— BEGIN MATERIAL PROVIDED —

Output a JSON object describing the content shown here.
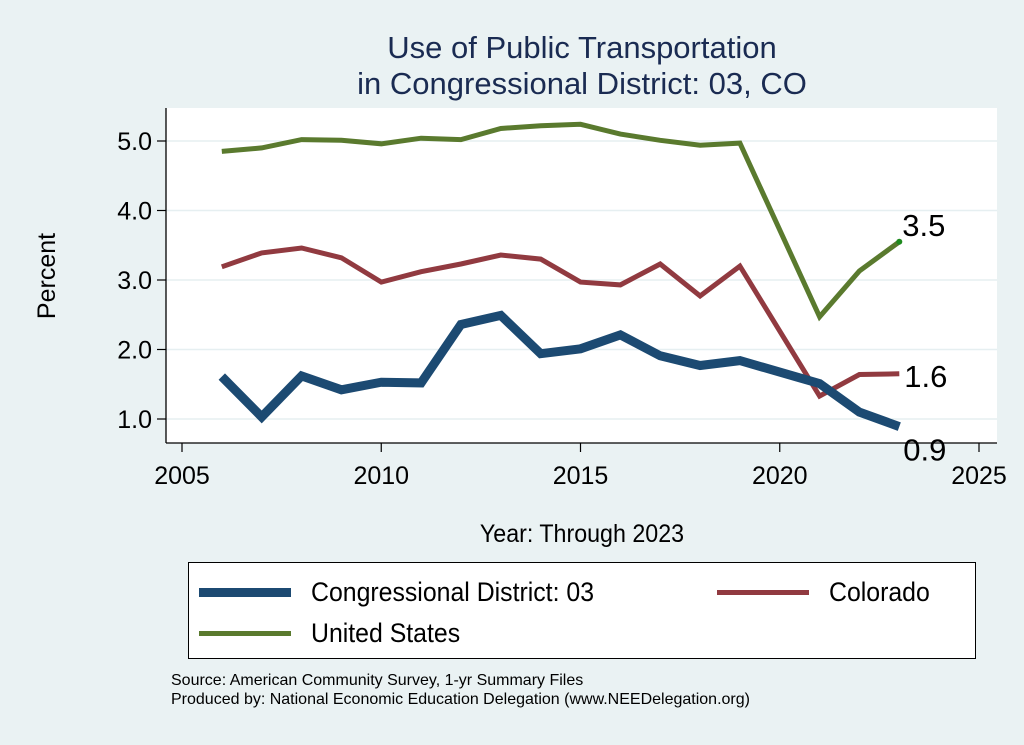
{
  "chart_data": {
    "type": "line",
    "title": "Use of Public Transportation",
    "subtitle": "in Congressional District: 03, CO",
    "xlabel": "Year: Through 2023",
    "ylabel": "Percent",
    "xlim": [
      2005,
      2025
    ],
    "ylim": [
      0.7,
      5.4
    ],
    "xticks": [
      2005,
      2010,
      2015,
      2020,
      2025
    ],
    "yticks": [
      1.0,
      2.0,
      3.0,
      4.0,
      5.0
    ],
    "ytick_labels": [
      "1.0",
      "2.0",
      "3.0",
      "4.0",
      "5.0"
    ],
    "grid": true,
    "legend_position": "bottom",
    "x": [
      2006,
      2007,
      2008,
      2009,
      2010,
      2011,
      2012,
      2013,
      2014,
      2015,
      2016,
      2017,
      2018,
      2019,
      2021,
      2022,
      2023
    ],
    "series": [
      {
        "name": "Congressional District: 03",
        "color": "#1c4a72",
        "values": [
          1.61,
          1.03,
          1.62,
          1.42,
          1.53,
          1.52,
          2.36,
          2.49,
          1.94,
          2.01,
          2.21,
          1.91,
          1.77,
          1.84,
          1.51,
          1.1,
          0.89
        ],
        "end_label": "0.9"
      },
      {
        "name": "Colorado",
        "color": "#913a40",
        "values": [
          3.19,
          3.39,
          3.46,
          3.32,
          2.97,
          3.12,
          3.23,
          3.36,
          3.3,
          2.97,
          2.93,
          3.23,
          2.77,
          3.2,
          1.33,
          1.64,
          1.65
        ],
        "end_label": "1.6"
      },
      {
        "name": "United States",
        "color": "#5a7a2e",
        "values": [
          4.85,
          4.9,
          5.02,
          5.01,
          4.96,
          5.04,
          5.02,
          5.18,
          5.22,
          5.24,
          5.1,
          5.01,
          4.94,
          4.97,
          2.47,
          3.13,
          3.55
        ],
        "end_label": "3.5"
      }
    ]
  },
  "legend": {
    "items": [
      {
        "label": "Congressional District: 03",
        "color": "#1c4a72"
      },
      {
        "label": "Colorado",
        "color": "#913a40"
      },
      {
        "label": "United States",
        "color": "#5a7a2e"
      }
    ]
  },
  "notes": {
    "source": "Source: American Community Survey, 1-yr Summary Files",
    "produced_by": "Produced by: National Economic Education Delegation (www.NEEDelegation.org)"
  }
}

— END MATERIAL PROVIDED —
— BEGIN MATERIAL PROVIDED —

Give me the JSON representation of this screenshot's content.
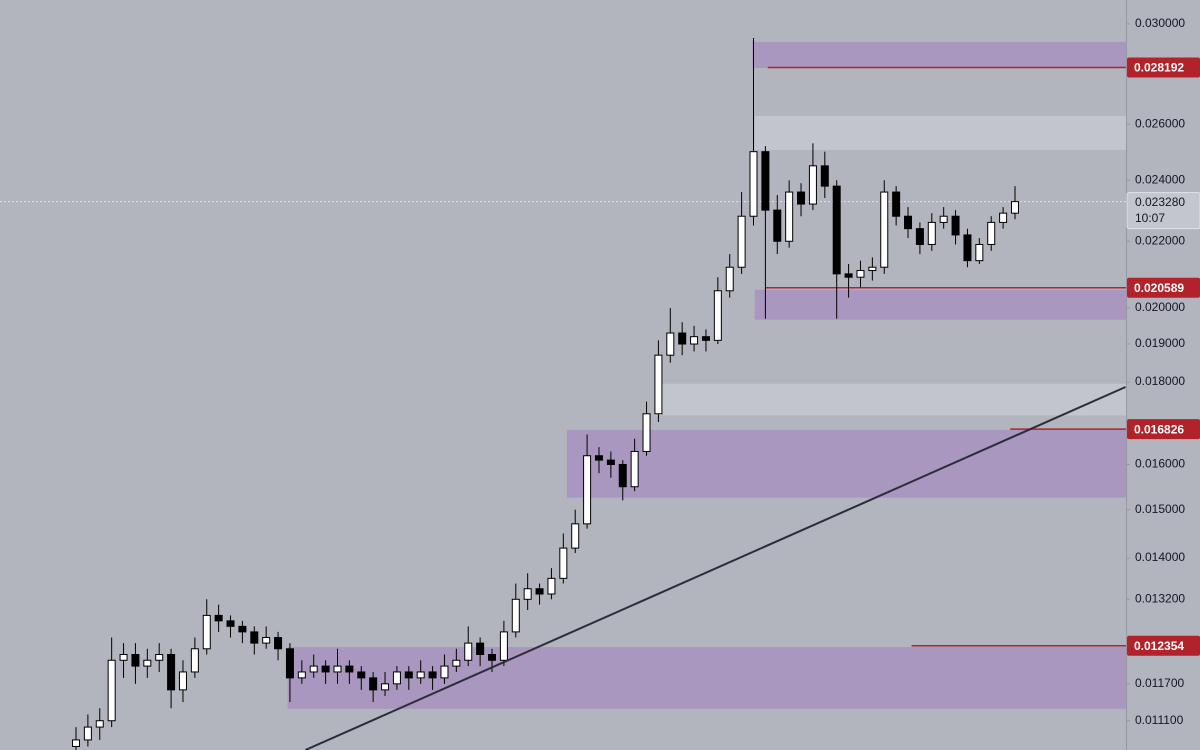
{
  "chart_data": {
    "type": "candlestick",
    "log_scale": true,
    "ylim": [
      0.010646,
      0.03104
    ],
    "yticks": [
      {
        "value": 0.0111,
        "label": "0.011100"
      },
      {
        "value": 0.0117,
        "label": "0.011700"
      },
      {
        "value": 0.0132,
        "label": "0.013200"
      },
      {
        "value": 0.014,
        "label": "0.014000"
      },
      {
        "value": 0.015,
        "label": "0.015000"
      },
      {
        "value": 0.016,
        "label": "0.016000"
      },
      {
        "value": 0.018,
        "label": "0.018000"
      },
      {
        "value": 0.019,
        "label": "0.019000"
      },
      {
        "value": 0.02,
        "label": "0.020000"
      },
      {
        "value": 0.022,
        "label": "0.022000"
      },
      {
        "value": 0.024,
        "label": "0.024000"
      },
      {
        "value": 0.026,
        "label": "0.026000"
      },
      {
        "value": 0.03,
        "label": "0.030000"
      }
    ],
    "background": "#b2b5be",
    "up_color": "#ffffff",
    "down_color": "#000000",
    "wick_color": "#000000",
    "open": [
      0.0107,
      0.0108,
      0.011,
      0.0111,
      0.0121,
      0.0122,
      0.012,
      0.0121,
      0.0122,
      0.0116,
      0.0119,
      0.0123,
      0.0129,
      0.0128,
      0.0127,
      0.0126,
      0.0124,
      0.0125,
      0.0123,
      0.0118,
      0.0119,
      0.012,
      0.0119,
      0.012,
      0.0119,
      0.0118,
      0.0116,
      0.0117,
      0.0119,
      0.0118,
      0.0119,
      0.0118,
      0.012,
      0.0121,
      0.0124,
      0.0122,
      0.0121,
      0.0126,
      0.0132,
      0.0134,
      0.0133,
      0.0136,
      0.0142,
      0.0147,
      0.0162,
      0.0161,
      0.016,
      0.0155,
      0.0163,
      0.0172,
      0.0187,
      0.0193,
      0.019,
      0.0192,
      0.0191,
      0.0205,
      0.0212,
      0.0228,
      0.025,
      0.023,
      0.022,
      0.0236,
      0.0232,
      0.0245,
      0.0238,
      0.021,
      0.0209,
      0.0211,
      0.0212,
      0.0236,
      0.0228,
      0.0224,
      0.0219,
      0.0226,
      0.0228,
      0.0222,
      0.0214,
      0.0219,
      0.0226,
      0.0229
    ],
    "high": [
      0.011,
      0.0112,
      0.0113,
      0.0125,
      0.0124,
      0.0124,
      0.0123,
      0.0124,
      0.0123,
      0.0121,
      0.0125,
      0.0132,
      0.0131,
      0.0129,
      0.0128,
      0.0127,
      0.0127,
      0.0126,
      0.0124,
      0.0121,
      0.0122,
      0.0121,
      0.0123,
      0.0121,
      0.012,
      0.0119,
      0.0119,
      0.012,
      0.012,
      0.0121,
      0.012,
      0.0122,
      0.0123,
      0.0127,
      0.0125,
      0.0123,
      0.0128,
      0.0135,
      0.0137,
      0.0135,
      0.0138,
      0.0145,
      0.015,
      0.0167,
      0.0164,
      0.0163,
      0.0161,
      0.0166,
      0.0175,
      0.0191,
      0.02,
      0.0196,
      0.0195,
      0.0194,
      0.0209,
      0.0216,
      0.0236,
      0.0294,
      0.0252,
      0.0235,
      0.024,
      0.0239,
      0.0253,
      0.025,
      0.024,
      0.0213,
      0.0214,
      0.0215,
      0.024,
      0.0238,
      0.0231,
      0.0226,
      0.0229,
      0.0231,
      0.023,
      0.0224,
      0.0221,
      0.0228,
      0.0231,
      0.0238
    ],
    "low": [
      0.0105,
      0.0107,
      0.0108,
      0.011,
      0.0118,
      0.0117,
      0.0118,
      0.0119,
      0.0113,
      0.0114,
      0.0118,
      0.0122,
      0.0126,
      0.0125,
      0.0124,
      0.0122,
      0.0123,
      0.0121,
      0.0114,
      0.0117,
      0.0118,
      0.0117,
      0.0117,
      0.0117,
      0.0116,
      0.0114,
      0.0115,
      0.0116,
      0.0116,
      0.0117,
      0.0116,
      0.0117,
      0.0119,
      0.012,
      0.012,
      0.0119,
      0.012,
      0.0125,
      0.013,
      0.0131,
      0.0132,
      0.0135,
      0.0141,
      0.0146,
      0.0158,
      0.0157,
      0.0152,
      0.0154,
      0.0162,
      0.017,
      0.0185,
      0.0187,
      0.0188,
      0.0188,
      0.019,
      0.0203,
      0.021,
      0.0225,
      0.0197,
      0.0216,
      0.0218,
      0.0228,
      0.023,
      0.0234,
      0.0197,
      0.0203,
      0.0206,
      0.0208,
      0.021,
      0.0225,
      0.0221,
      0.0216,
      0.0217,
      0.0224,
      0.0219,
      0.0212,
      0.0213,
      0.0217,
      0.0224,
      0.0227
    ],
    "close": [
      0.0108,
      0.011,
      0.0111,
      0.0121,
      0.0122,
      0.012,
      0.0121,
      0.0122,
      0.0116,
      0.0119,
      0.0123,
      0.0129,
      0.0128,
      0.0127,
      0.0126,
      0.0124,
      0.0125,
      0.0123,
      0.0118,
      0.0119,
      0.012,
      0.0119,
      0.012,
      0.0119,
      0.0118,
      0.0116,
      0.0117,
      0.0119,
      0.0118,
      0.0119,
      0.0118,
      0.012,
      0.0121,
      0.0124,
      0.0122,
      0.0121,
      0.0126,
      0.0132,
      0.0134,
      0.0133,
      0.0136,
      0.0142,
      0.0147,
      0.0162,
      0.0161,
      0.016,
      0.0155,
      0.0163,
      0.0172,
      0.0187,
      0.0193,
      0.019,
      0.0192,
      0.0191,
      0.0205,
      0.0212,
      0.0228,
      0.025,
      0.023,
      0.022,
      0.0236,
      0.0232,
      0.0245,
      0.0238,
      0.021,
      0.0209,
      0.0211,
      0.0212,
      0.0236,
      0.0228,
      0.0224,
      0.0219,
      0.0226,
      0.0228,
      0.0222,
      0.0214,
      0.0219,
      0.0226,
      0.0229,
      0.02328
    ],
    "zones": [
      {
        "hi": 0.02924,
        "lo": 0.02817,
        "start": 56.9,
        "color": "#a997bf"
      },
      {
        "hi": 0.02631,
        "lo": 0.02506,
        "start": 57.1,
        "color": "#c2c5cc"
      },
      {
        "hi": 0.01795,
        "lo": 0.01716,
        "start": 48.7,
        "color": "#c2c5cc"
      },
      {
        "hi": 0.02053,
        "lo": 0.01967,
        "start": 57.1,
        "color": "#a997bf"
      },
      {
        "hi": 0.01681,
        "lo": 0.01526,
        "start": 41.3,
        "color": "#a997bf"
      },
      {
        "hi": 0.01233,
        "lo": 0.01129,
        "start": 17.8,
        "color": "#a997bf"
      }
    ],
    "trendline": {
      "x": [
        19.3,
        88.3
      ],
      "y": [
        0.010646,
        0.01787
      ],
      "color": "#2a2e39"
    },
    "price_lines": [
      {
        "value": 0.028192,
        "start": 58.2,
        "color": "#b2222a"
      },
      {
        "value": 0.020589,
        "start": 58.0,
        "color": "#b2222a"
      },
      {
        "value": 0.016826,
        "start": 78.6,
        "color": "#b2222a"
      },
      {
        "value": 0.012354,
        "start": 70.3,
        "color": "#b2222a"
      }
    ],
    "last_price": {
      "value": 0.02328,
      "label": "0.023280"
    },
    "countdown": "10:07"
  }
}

— END MATERIAL PROVIDED —
— BEGIN MATERIAL PROVIDED —

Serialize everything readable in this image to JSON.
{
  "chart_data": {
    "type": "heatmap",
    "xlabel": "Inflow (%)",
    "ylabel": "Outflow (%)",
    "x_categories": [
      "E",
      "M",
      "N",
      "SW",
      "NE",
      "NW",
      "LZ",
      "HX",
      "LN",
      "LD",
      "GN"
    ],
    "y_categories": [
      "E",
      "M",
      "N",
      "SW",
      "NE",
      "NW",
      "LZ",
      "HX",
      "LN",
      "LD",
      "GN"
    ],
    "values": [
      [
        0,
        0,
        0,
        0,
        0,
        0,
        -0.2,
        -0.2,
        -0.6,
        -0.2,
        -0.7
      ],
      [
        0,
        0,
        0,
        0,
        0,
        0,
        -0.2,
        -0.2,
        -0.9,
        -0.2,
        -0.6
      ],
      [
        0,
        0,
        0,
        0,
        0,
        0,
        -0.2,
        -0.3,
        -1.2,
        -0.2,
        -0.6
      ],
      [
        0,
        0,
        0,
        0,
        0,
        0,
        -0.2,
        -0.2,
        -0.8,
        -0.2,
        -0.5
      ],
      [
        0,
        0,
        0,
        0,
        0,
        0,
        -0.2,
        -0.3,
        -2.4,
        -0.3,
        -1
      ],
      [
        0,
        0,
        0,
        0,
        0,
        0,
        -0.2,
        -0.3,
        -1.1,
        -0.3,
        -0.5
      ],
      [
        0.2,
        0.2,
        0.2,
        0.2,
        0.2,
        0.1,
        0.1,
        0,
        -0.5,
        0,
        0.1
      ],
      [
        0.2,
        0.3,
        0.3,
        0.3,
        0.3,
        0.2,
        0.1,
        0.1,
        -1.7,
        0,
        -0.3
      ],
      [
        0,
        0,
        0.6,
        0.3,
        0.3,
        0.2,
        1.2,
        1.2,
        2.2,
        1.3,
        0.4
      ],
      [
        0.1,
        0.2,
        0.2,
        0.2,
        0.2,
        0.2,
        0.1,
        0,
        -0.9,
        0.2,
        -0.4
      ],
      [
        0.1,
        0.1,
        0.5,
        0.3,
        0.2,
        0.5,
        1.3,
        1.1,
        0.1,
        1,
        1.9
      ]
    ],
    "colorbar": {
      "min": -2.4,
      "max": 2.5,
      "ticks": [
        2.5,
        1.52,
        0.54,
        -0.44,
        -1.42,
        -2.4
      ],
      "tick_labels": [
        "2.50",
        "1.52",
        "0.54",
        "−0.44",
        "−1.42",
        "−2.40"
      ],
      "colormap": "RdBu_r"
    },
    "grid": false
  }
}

— END MATERIAL PROVIDED —

Among the entries, how many lines contain the string "Congressional"? Give the number without anything else.

_SOLUTION_
3